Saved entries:
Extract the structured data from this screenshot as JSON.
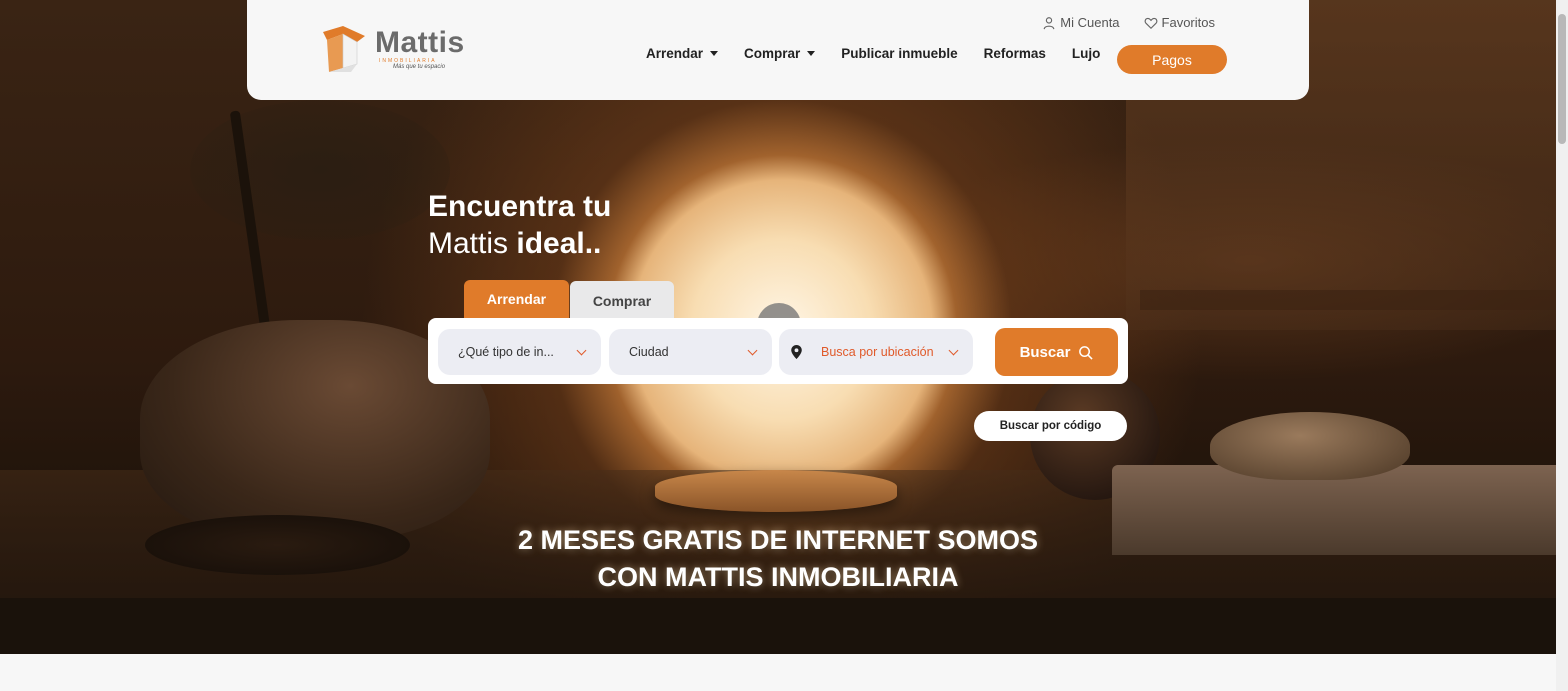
{
  "brand": {
    "name": "Mattis",
    "subtitle": "INMOBILIARIA",
    "tagline": "Más que tu espacio",
    "accent": "#e07b2a",
    "logo_gray": "#6b6b6b"
  },
  "top_links": {
    "account": "Mi Cuenta",
    "favorites": "Favoritos"
  },
  "nav": {
    "items": [
      "Arrendar",
      "Comprar",
      "Publicar inmueble",
      "Reformas",
      "Lujo"
    ],
    "pagos": "Pagos"
  },
  "headline": {
    "line1": "Encuentra tu",
    "line2_prefix": "Mattis ",
    "line2_bold": "ideal.."
  },
  "tabs": {
    "arrendar": "Arrendar",
    "comprar": "Comprar",
    "active": "Arrendar"
  },
  "search": {
    "tipo": "¿Qué tipo de in...",
    "ciudad": "Ciudad",
    "ubicacion": "Busca por ubicación",
    "buscar": "Buscar",
    "codigo": "Buscar por código"
  },
  "promo": {
    "line1": "2 MESES GRATIS DE INTERNET SOMOS",
    "line2": "CON MATTIS INMOBILIARIA"
  }
}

WHAT YOU ARE ASKED TO DO: Look through the lines above and collect those with the word "INMOBILIARIA".

ANSWER BELOW:
    "subtitle": "INMOBILIARIA",
    "line2": "CON MATTIS INMOBILIARIA"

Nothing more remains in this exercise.